WRITTEN PROBLEM —
Give back a single number, the count of lines containing the word "سازه".

Entries from a dataset
(begin)

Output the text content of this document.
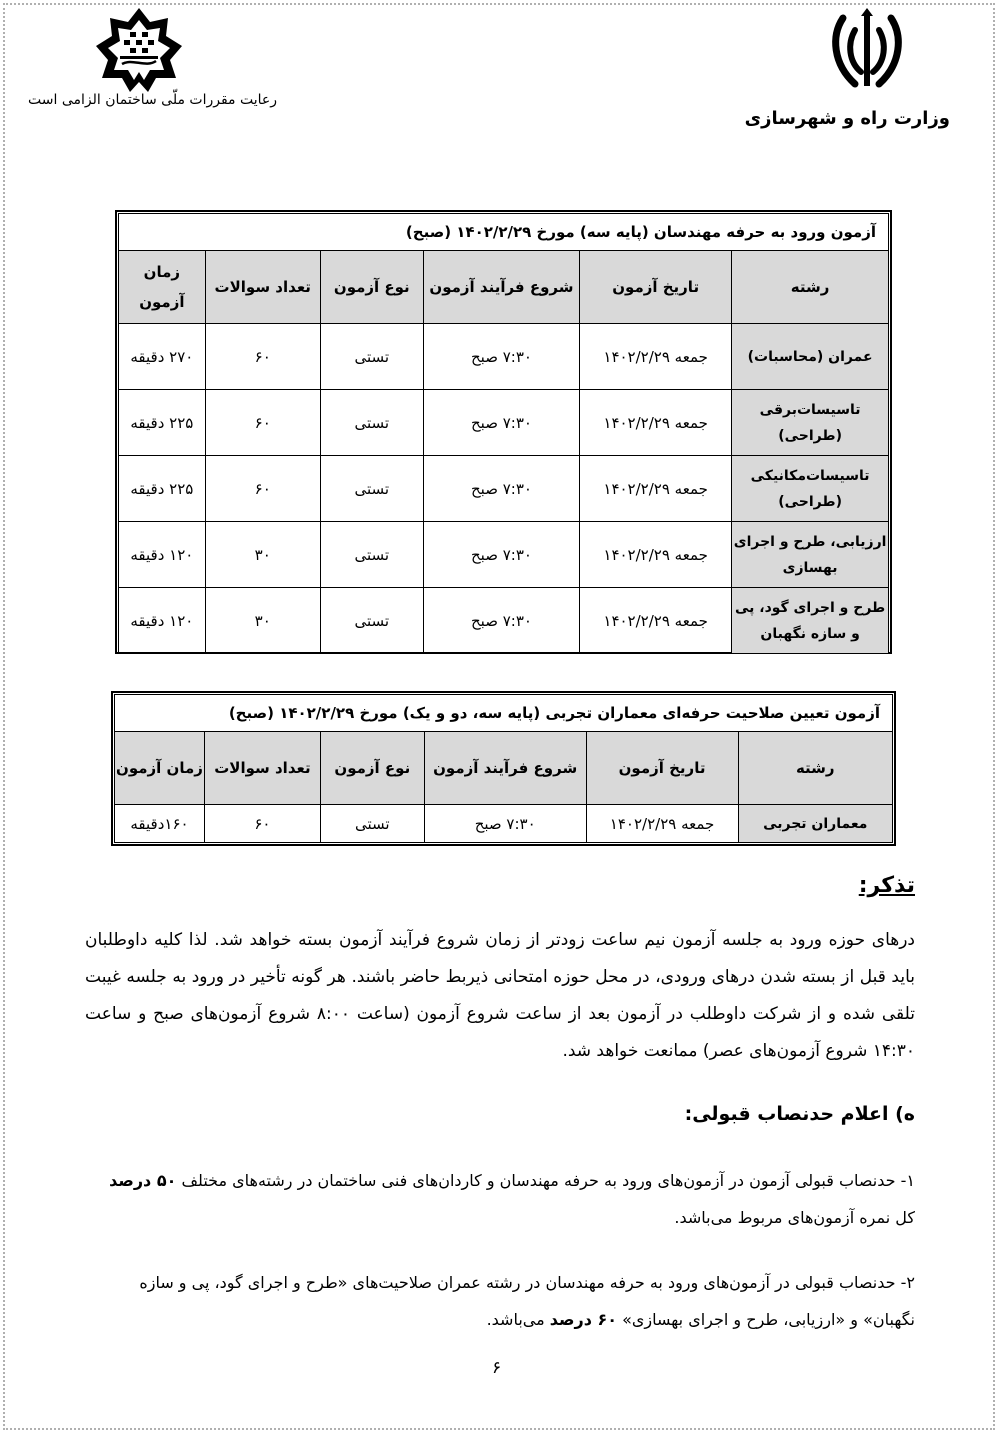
وزارت راه و شهرسازی
رعایت مقررات ملّی ساختمان الزامی است
آزمون ورود به حرفه مهندسان (پایه سه) مورخ ۱۴۰۲/۲/۲۹ (صبح)					
رشته	تاریخ آزمون	شروع فرآیند آزمون	نوع آزمون	تعداد سوالات	زمان آزمون
عمران (محاسبات)	جمعه ۱۴۰۲/۲/۲۹	۷:۳۰ صبح	تستی	۶۰	۲۷۰ دقیقه
تاسیسات‌برقی (طراحی)	جمعه ۱۴۰۲/۲/۲۹	۷:۳۰ صبح	تستی	۶۰	۲۲۵ دقیقه
تاسیسات‌مکانیکی (طراحی)	جمعه ۱۴۰۲/۲/۲۹	۷:۳۰ صبح	تستی	۶۰	۲۲۵ دقیقه
ارزیابی، طرح و اجرای بهسازی	جمعه ۱۴۰۲/۲/۲۹	۷:۳۰ صبح	تستی	۳۰	۱۲۰ دقیقه
طرح و اجرای گود، پی و سازه نگهبان	جمعه ۱۴۰۲/۲/۲۹	۷:۳۰ صبح	تستی	۳۰	۱۲۰ دقیقه
آزمون تعیین صلاحیت حرفه‌ای معماران تجربی (پایه سه، دو و یک) مورخ ۱۴۰۲/۲/۲۹ (صبح)					
رشته	تاریخ آزمون	شروع فرآیند آزمون	نوع آزمون	تعداد سوالات	زمان آزمون
معماران تجربی	جمعه ۱۴۰۲/۲/۲۹	۷:۳۰ صبح	تستی	۶۰	۱۶۰دقیقه
تذکر:
درهای حوزه ورود به جلسه آزمون نیم ساعت زودتر از زمان شروع فرآیند آزمون بسته خواهد شد. لذا کلیه داوطلبان باید قبل از بسته شدن درهای ورودی، در محل حوزه امتحانی ذیربط حاضر باشند. هر گونه تأخیر در ورود به جلسه غیبت تلقی شده و از شرکت داوطلب در آزمون بعد از ساعت شروع آزمون (ساعت ۸:۰۰ شروع آزمون‌های صبح و ساعت ۱۴:۳۰ شروع آزمون‌های عصر) ممانعت خواهد شد.
ه) اعلام حدنصاب قبولی:
۱- حدنصاب قبولی آزمون در آزمون‌های ورود به حرفه مهندسان و کاردان‌های فنی ساختمان در رشته‌های مختلف ۵۰ درصد کل نمره آزمون‌های مربوط می‌باشد.
۲- حدنصاب قبولی در آزمون‌های ورود به حرفه مهندسان در رشته عمران صلاحیت‌های «طرح و اجرای گود، پی و سازه نگهبان» و «ارزیابی، طرح و اجرای بهسازی» ۶۰ درصد می‌باشد.
۶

(end)

REPLY —
2